PROBLEM TO SOLVE ->
Each entry below is to be printed verbatim.

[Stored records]
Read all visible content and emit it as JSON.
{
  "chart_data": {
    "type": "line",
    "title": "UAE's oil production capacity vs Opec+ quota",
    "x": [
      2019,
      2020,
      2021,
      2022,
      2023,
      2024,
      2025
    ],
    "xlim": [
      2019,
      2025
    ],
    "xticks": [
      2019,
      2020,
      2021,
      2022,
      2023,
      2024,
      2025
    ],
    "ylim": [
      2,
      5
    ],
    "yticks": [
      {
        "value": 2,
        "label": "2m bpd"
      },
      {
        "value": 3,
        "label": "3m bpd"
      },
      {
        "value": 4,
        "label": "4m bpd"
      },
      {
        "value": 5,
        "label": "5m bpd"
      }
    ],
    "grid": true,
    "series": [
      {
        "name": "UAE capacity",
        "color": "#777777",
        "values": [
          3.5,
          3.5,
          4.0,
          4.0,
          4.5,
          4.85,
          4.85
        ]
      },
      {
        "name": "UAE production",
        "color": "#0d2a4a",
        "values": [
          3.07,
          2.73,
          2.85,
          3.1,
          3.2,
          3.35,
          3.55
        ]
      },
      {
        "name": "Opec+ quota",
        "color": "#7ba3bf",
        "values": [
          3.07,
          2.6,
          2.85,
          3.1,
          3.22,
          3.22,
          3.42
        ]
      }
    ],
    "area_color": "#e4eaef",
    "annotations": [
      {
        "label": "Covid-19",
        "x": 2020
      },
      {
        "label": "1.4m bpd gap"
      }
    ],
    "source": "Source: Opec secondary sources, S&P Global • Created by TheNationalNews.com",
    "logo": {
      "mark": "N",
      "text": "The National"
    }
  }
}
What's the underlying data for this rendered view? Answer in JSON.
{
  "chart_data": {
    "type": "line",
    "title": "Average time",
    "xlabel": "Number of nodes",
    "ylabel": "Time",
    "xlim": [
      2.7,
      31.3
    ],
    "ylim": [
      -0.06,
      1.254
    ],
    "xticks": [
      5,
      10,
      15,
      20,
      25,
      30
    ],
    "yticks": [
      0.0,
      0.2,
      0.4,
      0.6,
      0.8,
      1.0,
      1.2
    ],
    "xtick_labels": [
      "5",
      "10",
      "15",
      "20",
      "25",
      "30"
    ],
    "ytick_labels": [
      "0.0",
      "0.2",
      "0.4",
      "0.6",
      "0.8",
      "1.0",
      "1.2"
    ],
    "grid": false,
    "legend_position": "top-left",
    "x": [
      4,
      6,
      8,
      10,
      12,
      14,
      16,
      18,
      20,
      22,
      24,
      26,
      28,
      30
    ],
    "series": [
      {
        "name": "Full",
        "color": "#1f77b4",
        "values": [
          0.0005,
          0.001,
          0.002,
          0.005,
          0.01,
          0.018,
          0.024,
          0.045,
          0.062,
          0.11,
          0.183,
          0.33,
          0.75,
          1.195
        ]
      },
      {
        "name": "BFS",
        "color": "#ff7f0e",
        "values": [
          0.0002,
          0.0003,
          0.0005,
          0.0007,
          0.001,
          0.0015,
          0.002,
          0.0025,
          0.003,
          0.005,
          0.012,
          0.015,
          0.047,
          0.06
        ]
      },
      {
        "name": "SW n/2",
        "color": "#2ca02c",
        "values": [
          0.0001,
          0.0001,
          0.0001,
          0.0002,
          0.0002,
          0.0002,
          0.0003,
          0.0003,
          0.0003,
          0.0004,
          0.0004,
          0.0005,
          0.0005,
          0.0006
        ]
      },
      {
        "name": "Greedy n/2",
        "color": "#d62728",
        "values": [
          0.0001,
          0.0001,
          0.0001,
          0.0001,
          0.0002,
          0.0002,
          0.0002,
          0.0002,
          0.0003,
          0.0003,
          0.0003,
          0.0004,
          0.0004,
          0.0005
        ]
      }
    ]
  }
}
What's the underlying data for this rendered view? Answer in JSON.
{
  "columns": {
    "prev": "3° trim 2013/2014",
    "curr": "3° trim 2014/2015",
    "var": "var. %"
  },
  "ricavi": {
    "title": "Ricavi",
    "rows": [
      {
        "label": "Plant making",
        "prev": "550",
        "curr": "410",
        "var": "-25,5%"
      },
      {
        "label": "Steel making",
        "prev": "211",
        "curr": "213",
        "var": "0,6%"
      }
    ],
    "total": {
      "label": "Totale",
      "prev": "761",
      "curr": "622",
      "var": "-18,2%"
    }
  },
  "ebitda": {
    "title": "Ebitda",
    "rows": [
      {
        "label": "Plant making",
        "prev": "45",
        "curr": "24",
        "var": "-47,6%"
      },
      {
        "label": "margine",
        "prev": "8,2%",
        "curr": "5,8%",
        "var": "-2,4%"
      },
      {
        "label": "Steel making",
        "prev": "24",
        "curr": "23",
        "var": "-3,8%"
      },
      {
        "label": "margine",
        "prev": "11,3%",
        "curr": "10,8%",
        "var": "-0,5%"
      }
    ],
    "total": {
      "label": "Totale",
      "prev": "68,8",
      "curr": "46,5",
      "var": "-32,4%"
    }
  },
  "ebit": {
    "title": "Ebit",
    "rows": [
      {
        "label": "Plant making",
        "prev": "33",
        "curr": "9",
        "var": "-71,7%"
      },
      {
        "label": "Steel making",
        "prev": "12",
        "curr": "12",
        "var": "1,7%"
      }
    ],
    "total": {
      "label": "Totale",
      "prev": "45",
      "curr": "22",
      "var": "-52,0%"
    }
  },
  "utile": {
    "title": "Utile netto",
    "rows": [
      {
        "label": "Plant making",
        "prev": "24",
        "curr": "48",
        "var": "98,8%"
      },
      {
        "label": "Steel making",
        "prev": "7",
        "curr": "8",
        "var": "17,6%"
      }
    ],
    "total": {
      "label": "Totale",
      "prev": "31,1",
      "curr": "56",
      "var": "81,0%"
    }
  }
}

EXERCISE OUTPUT ->
Read all visible content and emit it as JSON.
{
  "chart_data": {
    "type": "line",
    "title": "UAE's oil production capacity vs Opec+ quota",
    "x": [
      2019,
      2020,
      2021,
      2022,
      2023,
      2024,
      2025
    ],
    "xlim": [
      2019,
      2025
    ],
    "xticks": [
      2019,
      2020,
      2021,
      2022,
      2023,
      2024,
      2025
    ],
    "ylim": [
      2,
      5
    ],
    "yticks": [
      {
        "value": 2,
        "label": "2m bpd"
      },
      {
        "value": 3,
        "label": "3m bpd"
      },
      {
        "value": 4,
        "label": "4m bpd"
      },
      {
        "value": 5,
        "label": "5m bpd"
      }
    ],
    "grid": true,
    "series": [
      {
        "name": "UAE capacity",
        "color": "#777777",
        "values": [
          3.5,
          3.5,
          4.0,
          4.0,
          4.5,
          4.85,
          4.85
        ]
      },
      {
        "name": "UAE production",
        "color": "#0d2a4a",
        "values": [
          3.07,
          2.73,
          2.85,
          3.1,
          3.2,
          3.35,
          3.55
        ]
      },
      {
        "name": "Opec+ quota",
        "color": "#7ba3bf",
        "values": [
          3.07,
          2.6,
          2.85,
          3.1,
          3.22,
          3.22,
          3.42
        ]
      }
    ],
    "area_color": "#e4eaef",
    "annotations": [
      {
        "label": "Covid-19",
        "x": 2020
      },
      {
        "label": "1.4m bpd gap"
      }
    ],
    "source": "Source: Opec secondary sources, S&P Global • Created by TheNationalNews.com",
    "logo": {
      "mark": "N",
      "text": "The National"
    }
  }
}
What's the underlying data for this rendered view? Answer in JSON.
{
  "chart_data": {
    "type": "line",
    "title": "Average time",
    "xlabel": "Number of nodes",
    "ylabel": "Time",
    "xlim": [
      2.7,
      31.3
    ],
    "ylim": [
      -0.06,
      1.254
    ],
    "xticks": [
      5,
      10,
      15,
      20,
      25,
      30
    ],
    "yticks": [
      0.0,
      0.2,
      0.4,
      0.6,
      0.8,
      1.0,
      1.2
    ],
    "xtick_labels": [
      "5",
      "10",
      "15",
      "20",
      "25",
      "30"
    ],
    "ytick_labels": [
      "0.0",
      "0.2",
      "0.4",
      "0.6",
      "0.8",
      "1.0",
      "1.2"
    ],
    "grid": false,
    "legend_position": "top-left",
    "x": [
      4,
      6,
      8,
      10,
      12,
      14,
      16,
      18,
      20,
      22,
      24,
      26,
      28,
      30
    ],
    "series": [
      {
        "name": "Full",
        "color": "#1f77b4",
        "values": [
          0.0005,
          0.001,
          0.002,
          0.005,
          0.01,
          0.018,
          0.024,
          0.045,
          0.062,
          0.11,
          0.183,
          0.33,
          0.75,
          1.195
        ]
      },
      {
        "name": "BFS",
        "color": "#ff7f0e",
        "values": [
          0.0002,
          0.0003,
          0.0005,
          0.0007,
          0.001,
          0.0015,
          0.002,
          0.0025,
          0.003,
          0.005,
          0.012,
          0.015,
          0.047,
          0.06
        ]
      },
      {
        "name": "SW n/2",
        "color": "#2ca02c",
        "values": [
          0.0001,
          0.0001,
          0.0001,
          0.0002,
          0.0002,
          0.0002,
          0.0003,
          0.0003,
          0.0003,
          0.0004,
          0.0004,
          0.0005,
          0.0005,
          0.0006
        ]
      },
      {
        "name": "Greedy n/2",
        "color": "#d62728",
        "values": [
          0.0001,
          0.0001,
          0.0001,
          0.0001,
          0.0002,
          0.0002,
          0.0002,
          0.0002,
          0.0003,
          0.0003,
          0.0003,
          0.0004,
          0.0004,
          0.0005
        ]
      }
    ]
  }
}
What's the underlying data for this rendered view? Answer in JSON.
{
  "columns": {
    "prev": "3° trim 2013/2014",
    "curr": "3° trim 2014/2015",
    "var": "var. %"
  },
  "ricavi": {
    "title": "Ricavi",
    "rows": [
      {
        "label": "Plant making",
        "prev": "550",
        "curr": "410",
        "var": "-25,5%"
      },
      {
        "label": "Steel making",
        "prev": "211",
        "curr": "213",
        "var": "0,6%"
      }
    ],
    "total": {
      "label": "Totale",
      "prev": "761",
      "curr": "622",
      "var": "-18,2%"
    }
  },
  "ebitda": {
    "title": "Ebitda",
    "rows": [
      {
        "label": "Plant making",
        "prev": "45",
        "curr": "24",
        "var": "-47,6%"
      },
      {
        "label": "margine",
        "prev": "8,2%",
        "curr": "5,8%",
        "var": "-2,4%"
      },
      {
        "label": "Steel making",
        "prev": "24",
        "curr": "23",
        "var": "-3,8%"
      },
      {
        "label": "margine",
        "prev": "11,3%",
        "curr": "10,8%",
        "var": "-0,5%"
      }
    ],
    "total": {
      "label": "Totale",
      "prev": "68,8",
      "curr": "46,5",
      "var": "-32,4%"
    }
  },
  "ebit": {
    "title": "Ebit",
    "rows": [
      {
        "label": "Plant making",
        "prev": "33",
        "curr": "9",
        "var": "-71,7%"
      },
      {
        "label": "Steel making",
        "prev": "12",
        "curr": "12",
        "var": "1,7%"
      }
    ],
    "total": {
      "label": "Totale",
      "prev": "45",
      "curr": "22",
      "var": "-52,0%"
    }
  },
  "utile": {
    "title": "Utile netto",
    "rows": [
      {
        "label": "Plant making",
        "prev": "24",
        "curr": "48",
        "var": "98,8%"
      },
      {
        "label": "Steel making",
        "prev": "7",
        "curr": "8",
        "var": "17,6%"
      }
    ],
    "total": {
      "label": "Totale",
      "prev": "31,1",
      "curr": "56",
      "var": "81,0%"
    }
  }
}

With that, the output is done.